Provided records
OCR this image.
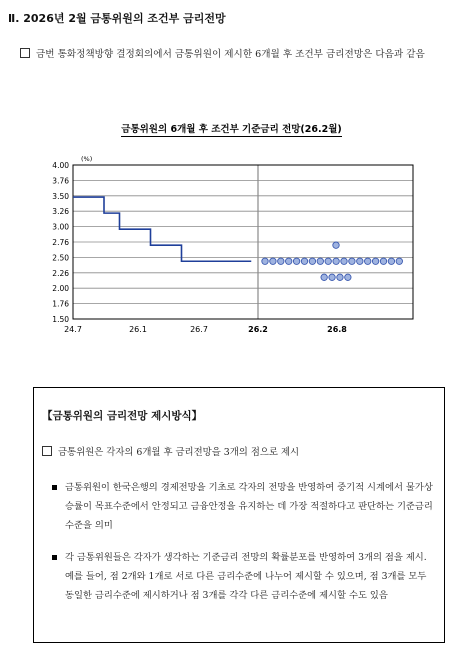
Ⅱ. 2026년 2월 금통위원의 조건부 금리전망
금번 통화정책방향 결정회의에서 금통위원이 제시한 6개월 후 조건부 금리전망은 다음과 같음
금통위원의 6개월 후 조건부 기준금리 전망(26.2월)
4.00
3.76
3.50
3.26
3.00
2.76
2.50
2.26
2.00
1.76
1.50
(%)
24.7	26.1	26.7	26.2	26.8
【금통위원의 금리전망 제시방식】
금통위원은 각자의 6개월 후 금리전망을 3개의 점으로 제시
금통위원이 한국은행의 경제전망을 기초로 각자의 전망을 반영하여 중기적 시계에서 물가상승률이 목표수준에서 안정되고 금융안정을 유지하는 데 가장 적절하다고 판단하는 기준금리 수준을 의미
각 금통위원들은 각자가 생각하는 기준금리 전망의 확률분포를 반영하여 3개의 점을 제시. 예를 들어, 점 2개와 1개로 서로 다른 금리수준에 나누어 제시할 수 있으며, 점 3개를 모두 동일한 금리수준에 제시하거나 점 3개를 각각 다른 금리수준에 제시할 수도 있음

What the exercise asks
Tell how many lines include "금통위원이". The number is the whole answer.

Exercise output
2